# start of SUPPLIED MATERIAL

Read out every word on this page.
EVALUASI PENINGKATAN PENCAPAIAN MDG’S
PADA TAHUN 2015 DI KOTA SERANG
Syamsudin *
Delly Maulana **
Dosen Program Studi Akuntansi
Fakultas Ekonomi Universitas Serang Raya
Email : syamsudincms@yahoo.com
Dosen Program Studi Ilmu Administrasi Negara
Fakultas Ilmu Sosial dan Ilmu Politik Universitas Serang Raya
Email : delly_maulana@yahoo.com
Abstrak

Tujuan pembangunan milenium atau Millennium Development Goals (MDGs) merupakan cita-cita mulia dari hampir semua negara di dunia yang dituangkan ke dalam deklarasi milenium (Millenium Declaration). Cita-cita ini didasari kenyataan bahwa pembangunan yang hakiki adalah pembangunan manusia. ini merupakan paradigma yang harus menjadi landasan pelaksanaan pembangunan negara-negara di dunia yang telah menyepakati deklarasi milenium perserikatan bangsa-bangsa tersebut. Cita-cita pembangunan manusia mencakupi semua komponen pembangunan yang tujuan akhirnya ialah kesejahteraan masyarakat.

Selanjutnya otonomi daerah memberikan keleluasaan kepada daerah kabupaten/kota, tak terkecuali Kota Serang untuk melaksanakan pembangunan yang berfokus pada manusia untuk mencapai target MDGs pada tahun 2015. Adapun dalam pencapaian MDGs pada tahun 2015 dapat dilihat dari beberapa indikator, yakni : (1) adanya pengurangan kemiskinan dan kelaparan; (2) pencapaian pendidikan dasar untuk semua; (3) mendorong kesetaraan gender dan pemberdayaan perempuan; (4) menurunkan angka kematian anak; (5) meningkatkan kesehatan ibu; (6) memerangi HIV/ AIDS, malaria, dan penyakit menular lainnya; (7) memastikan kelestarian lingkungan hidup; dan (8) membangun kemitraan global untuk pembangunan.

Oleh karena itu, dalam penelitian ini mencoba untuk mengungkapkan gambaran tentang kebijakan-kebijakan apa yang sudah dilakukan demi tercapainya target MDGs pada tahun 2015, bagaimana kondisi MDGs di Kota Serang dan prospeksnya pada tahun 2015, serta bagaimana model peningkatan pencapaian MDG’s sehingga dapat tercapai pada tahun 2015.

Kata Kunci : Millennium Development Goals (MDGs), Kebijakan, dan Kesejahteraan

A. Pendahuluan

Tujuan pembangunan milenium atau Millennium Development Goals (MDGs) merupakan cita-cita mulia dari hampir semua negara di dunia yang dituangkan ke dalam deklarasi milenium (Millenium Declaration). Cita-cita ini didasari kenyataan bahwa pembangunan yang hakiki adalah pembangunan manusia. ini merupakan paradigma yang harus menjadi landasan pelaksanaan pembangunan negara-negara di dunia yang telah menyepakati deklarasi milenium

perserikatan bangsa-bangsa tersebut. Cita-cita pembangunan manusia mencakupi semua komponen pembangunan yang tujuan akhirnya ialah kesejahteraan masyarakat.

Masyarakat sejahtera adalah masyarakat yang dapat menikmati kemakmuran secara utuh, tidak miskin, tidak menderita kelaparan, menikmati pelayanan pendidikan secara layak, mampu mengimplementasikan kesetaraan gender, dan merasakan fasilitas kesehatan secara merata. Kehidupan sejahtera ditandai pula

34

# end of SUPPLIED MATERIAL

### WRITTEN PROBLEM:
Give back the data above exactly as it appears.

### FINISHED ANSWER:
Read out every word on this page.
EVALUASI PENINGKATAN PENCAPAIAN MDG’S
PADA TAHUN 2015 DI KOTA SERANG
Syamsudin *
Delly Maulana **
Dosen Program Studi Akuntansi
Fakultas Ekonomi Universitas Serang Raya
Email : syamsudincms@yahoo.com
Dosen Program Studi Ilmu Administrasi Negara
Fakultas Ilmu Sosial dan Ilmu Politik Universitas Serang Raya
Email : delly_maulana@yahoo.com
Abstrak

Tujuan pembangunan milenium atau Millennium Development Goals (MDGs) merupakan cita-cita mulia dari hampir semua negara di dunia yang dituangkan ke dalam deklarasi milenium (Millenium Declaration). Cita-cita ini didasari kenyataan bahwa pembangunan yang hakiki adalah pembangunan manusia. ini merupakan paradigma yang harus menjadi landasan pelaksanaan pembangunan negara-negara di dunia yang telah menyepakati deklarasi milenium perserikatan bangsa-bangsa tersebut. Cita-cita pembangunan manusia mencakupi semua komponen pembangunan yang tujuan akhirnya ialah kesejahteraan masyarakat.

Selanjutnya otonomi daerah memberikan keleluasaan kepada daerah kabupaten/kota, tak terkecuali Kota Serang untuk melaksanakan pembangunan yang berfokus pada manusia untuk mencapai target MDGs pada tahun 2015. Adapun dalam pencapaian MDGs pada tahun 2015 dapat dilihat dari beberapa indikator, yakni : (1) adanya pengurangan kemiskinan dan kelaparan; (2) pencapaian pendidikan dasar untuk semua; (3) mendorong kesetaraan gender dan pemberdayaan perempuan; (4) menurunkan angka kematian anak; (5) meningkatkan kesehatan ibu; (6) memerangi HIV/ AIDS, malaria, dan penyakit menular lainnya; (7) memastikan kelestarian lingkungan hidup; dan (8) membangun kemitraan global untuk pembangunan.

Oleh karena itu, dalam penelitian ini mencoba untuk mengungkapkan gambaran tentang kebijakan-kebijakan apa yang sudah dilakukan demi tercapainya target MDGs pada tahun 2015, bagaimana kondisi MDGs di Kota Serang dan prospeksnya pada tahun 2015, serta bagaimana model peningkatan pencapaian MDG’s sehingga dapat tercapai pada tahun 2015.

Kata Kunci : Millennium Development Goals (MDGs), Kebijakan, dan Kesejahteraan

A. Pendahuluan

Tujuan pembangunan milenium atau Millennium Development Goals (MDGs) merupakan cita-cita mulia dari hampir semua negara di dunia yang dituangkan ke dalam deklarasi milenium (Millenium Declaration). Cita-cita ini didasari kenyataan bahwa pembangunan yang hakiki adalah pembangunan manusia. ini merupakan paradigma yang harus menjadi landasan pelaksanaan pembangunan negara-negara di dunia yang telah menyepakati deklarasi milenium

perserikatan bangsa-bangsa tersebut. Cita-cita pembangunan manusia mencakupi semua komponen pembangunan yang tujuan akhirnya ialah kesejahteraan masyarakat.

Masyarakat sejahtera adalah masyarakat yang dapat menikmati kemakmuran secara utuh, tidak miskin, tidak menderita kelaparan, menikmati pelayanan pendidikan secara layak, mampu mengimplementasikan kesetaraan gender, dan merasakan fasilitas kesehatan secara merata. Kehidupan sejahtera ditandai pula

34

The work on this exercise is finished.